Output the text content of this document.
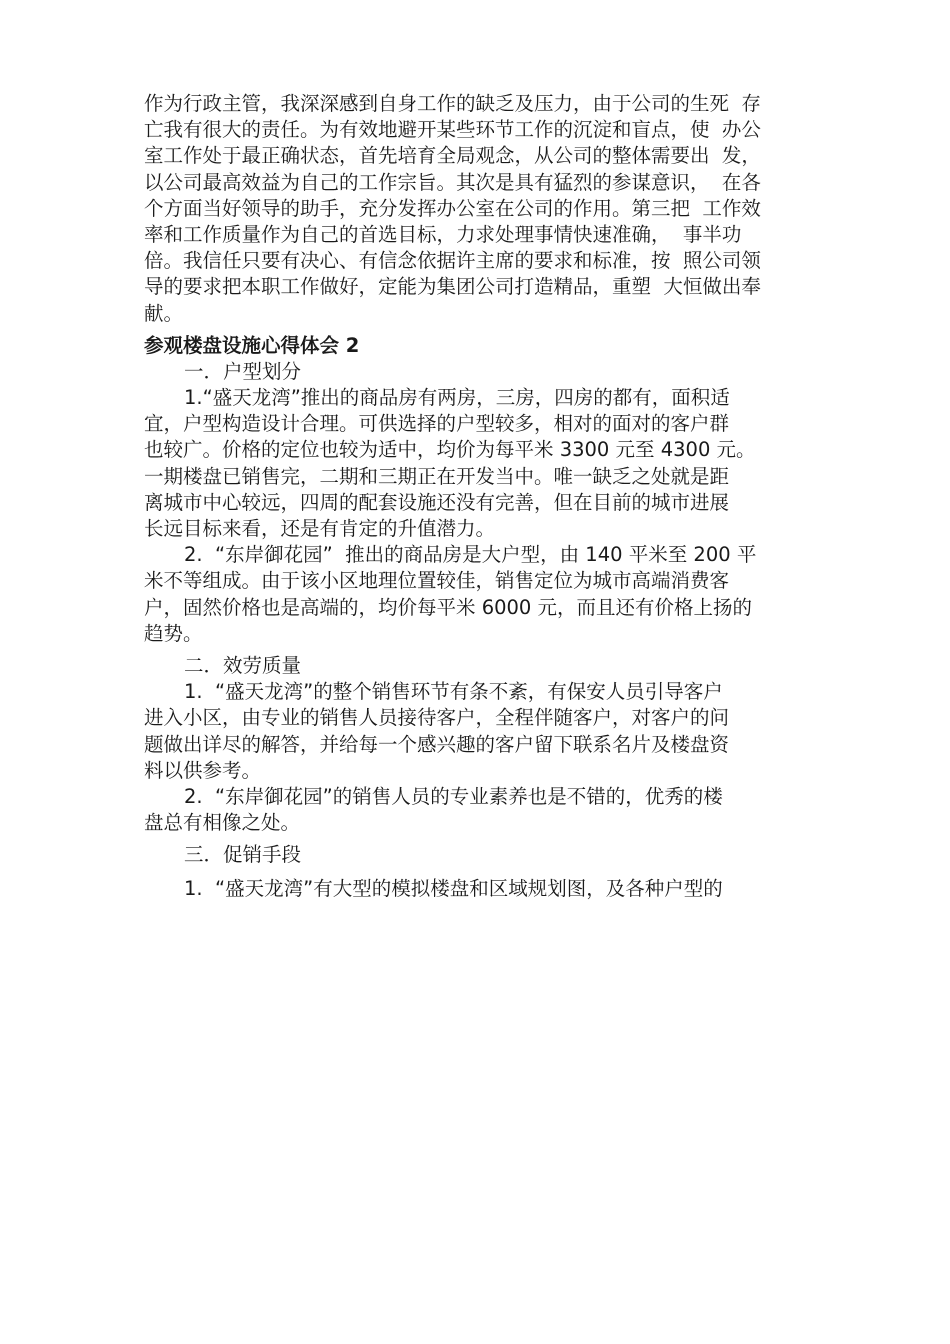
作为行政主管，我深深感到自身工作的缺乏及压力，由于公司的生死  存

亡我有很大的责任。为有效地避开某些环节工作的沉淀和盲点，使  办公

室工作处于最正确状态，首先培育全局观念，从公司的整体需要出  发，

以公司最高效益为自己的工作宗旨。其次是具有猛烈的参谋意识，  在各

个方面当好领导的助手，充分发挥办公室在公司的作用。第三把  工作效

率和工作质量作为自己的首选目标，力求处理事情快速准确，  事半功

倍。我信任只要有决心、有信念依据许主席的要求和标准，按  照公司领

导的要求把本职工作做好，定能为集团公司打造精品，重塑  大恒做出奉

献。

参观楼盘设施心得体会 2

一．户型划分

1.“盛天龙湾”推出的商品房有两房，三房，四房的都有，面积适

宜，户型构造设计合理。可供选择的户型较多，相对的面对的客户群

也较广。价格的定位也较为适中，均价为每平米 3300 元至 4300 元。

一期楼盘已销售完，二期和三期正在开发当中。唯一缺乏之处就是距

离城市中心较远，四周的配套设施还没有完善，但在目前的城市进展

长远目标来看，还是有肯定的升值潜力。

2.  “东岸御花园”  推出的商品房是大户型，由 140 平米至 200 平

米不等组成。由于该小区地理位置较佳，销售定位为城市高端消费客

户，固然价格也是高端的，均价每平米 6000 元，而且还有价格上扬的

趋势。

二．效劳质量

1.  “盛天龙湾”的整个销售环节有条不紊，有保安人员引导客户

进入小区，由专业的销售人员接待客户，全程伴随客户，对客户的问

题做出详尽的解答，并给每一个感兴趣的客户留下联系名片及楼盘资

料以供参考。

2.  “东岸御花园”的销售人员的专业素养也是不错的，优秀的楼

盘总有相像之处。

三．促销手段

1.  “盛天龙湾”有大型的模拟楼盘和区域规划图，及各种户型的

#####

Your copy should match the entries exactly, minus the pictures.

__Completed exercise__
Output the text content of this document.
作为行政主管，我深深感到自身工作的缺乏及压力，由于公司的生死  存

亡我有很大的责任。为有效地避开某些环节工作的沉淀和盲点，使  办公

室工作处于最正确状态，首先培育全局观念，从公司的整体需要出  发，

以公司最高效益为自己的工作宗旨。其次是具有猛烈的参谋意识，  在各

个方面当好领导的助手，充分发挥办公室在公司的作用。第三把  工作效

率和工作质量作为自己的首选目标，力求处理事情快速准确，  事半功

倍。我信任只要有决心、有信念依据许主席的要求和标准，按  照公司领

导的要求把本职工作做好，定能为集团公司打造精品，重塑  大恒做出奉

献。

参观楼盘设施心得体会 2

一．户型划分

1.“盛天龙湾”推出的商品房有两房，三房，四房的都有，面积适

宜，户型构造设计合理。可供选择的户型较多，相对的面对的客户群

也较广。价格的定位也较为适中，均价为每平米 3300 元至 4300 元。

一期楼盘已销售完，二期和三期正在开发当中。唯一缺乏之处就是距

离城市中心较远，四周的配套设施还没有完善，但在目前的城市进展

长远目标来看，还是有肯定的升值潜力。

2.  “东岸御花园”  推出的商品房是大户型，由 140 平米至 200 平

米不等组成。由于该小区地理位置较佳，销售定位为城市高端消费客

户，固然价格也是高端的，均价每平米 6000 元，而且还有价格上扬的

趋势。

二．效劳质量

1.  “盛天龙湾”的整个销售环节有条不紊，有保安人员引导客户

进入小区，由专业的销售人员接待客户，全程伴随客户，对客户的问

题做出详尽的解答，并给每一个感兴趣的客户留下联系名片及楼盘资

料以供参考。

2.  “东岸御花园”的销售人员的专业素养也是不错的，优秀的楼

盘总有相像之处。

三．促销手段

1.  “盛天龙湾”有大型的模拟楼盘和区域规划图，及各种户型的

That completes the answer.